Reproduce each line exactly.

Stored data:
-- BEGIN --

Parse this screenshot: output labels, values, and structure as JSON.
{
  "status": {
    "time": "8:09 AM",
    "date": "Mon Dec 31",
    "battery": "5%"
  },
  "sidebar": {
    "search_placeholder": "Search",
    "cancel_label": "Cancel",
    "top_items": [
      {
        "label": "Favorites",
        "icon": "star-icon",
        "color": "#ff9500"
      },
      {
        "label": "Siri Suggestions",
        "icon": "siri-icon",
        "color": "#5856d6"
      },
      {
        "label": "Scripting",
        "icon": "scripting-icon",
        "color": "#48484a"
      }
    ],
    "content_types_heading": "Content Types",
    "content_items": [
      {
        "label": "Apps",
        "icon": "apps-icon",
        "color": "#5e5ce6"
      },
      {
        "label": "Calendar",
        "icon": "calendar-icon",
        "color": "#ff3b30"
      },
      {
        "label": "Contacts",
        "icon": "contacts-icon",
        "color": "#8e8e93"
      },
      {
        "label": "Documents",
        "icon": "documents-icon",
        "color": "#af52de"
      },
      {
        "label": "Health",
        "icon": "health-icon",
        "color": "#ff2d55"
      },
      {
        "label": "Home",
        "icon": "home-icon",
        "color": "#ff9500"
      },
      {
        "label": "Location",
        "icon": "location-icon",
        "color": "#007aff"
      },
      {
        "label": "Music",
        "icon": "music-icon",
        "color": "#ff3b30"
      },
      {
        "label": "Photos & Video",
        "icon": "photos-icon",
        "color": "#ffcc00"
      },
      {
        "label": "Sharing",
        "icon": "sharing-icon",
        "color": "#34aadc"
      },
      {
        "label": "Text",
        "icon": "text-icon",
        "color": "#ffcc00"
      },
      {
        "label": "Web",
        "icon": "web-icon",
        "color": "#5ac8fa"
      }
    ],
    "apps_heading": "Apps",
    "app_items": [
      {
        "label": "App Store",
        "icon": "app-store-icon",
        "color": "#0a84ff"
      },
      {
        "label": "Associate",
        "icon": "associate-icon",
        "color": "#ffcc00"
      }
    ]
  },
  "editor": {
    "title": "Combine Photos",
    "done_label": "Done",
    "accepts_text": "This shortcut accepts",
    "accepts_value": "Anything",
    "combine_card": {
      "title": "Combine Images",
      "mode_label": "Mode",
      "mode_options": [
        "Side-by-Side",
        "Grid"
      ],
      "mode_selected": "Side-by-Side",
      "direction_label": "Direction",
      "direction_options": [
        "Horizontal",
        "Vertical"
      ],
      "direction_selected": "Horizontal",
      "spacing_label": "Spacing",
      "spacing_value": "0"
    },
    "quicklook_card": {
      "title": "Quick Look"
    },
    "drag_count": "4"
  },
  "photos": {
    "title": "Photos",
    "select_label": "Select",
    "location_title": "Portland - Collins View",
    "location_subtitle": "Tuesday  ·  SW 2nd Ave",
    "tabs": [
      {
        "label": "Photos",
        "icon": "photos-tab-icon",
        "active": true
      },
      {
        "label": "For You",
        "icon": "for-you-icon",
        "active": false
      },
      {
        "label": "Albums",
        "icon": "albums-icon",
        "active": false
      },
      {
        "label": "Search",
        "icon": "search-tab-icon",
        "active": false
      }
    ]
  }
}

-- END --

CORRECT OUTPUT:
Parse this screenshot: output labels, values, and structure as JSON.
{
  "status": {
    "time": "8:09 AM",
    "date": "Mon Dec 31",
    "battery": "5%"
  },
  "sidebar": {
    "search_placeholder": "Search",
    "cancel_label": "Cancel",
    "top_items": [
      {
        "label": "Favorites",
        "icon": "star-icon",
        "color": "#ff9500"
      },
      {
        "label": "Siri Suggestions",
        "icon": "siri-icon",
        "color": "#5856d6"
      },
      {
        "label": "Scripting",
        "icon": "scripting-icon",
        "color": "#48484a"
      }
    ],
    "content_types_heading": "Content Types",
    "content_items": [
      {
        "label": "Apps",
        "icon": "apps-icon",
        "color": "#5e5ce6"
      },
      {
        "label": "Calendar",
        "icon": "calendar-icon",
        "color": "#ff3b30"
      },
      {
        "label": "Contacts",
        "icon": "contacts-icon",
        "color": "#8e8e93"
      },
      {
        "label": "Documents",
        "icon": "documents-icon",
        "color": "#af52de"
      },
      {
        "label": "Health",
        "icon": "health-icon",
        "color": "#ff2d55"
      },
      {
        "label": "Home",
        "icon": "home-icon",
        "color": "#ff9500"
      },
      {
        "label": "Location",
        "icon": "location-icon",
        "color": "#007aff"
      },
      {
        "label": "Music",
        "icon": "music-icon",
        "color": "#ff3b30"
      },
      {
        "label": "Photos & Video",
        "icon": "photos-icon",
        "color": "#ffcc00"
      },
      {
        "label": "Sharing",
        "icon": "sharing-icon",
        "color": "#34aadc"
      },
      {
        "label": "Text",
        "icon": "text-icon",
        "color": "#ffcc00"
      },
      {
        "label": "Web",
        "icon": "web-icon",
        "color": "#5ac8fa"
      }
    ],
    "apps_heading": "Apps",
    "app_items": [
      {
        "label": "App Store",
        "icon": "app-store-icon",
        "color": "#0a84ff"
      },
      {
        "label": "Associate",
        "icon": "associate-icon",
        "color": "#ffcc00"
      }
    ]
  },
  "editor": {
    "title": "Combine Photos",
    "done_label": "Done",
    "accepts_text": "This shortcut accepts",
    "accepts_value": "Anything",
    "combine_card": {
      "title": "Combine Images",
      "mode_label": "Mode",
      "mode_options": [
        "Side-by-Side",
        "Grid"
      ],
      "mode_selected": "Side-by-Side",
      "direction_label": "Direction",
      "direction_options": [
        "Horizontal",
        "Vertical"
      ],
      "direction_selected": "Horizontal",
      "spacing_label": "Spacing",
      "spacing_value": "0"
    },
    "quicklook_card": {
      "title": "Quick Look"
    },
    "drag_count": "4"
  },
  "photos": {
    "title": "Photos",
    "select_label": "Select",
    "location_title": "Portland - Collins View",
    "location_subtitle": "Tuesday  ·  SW 2nd Ave",
    "tabs": [
      {
        "label": "Photos",
        "icon": "photos-tab-icon",
        "active": true
      },
      {
        "label": "For You",
        "icon": "for-you-icon",
        "active": false
      },
      {
        "label": "Albums",
        "icon": "albums-icon",
        "active": false
      },
      {
        "label": "Search",
        "icon": "search-tab-icon",
        "active": false
      }
    ]
  }
}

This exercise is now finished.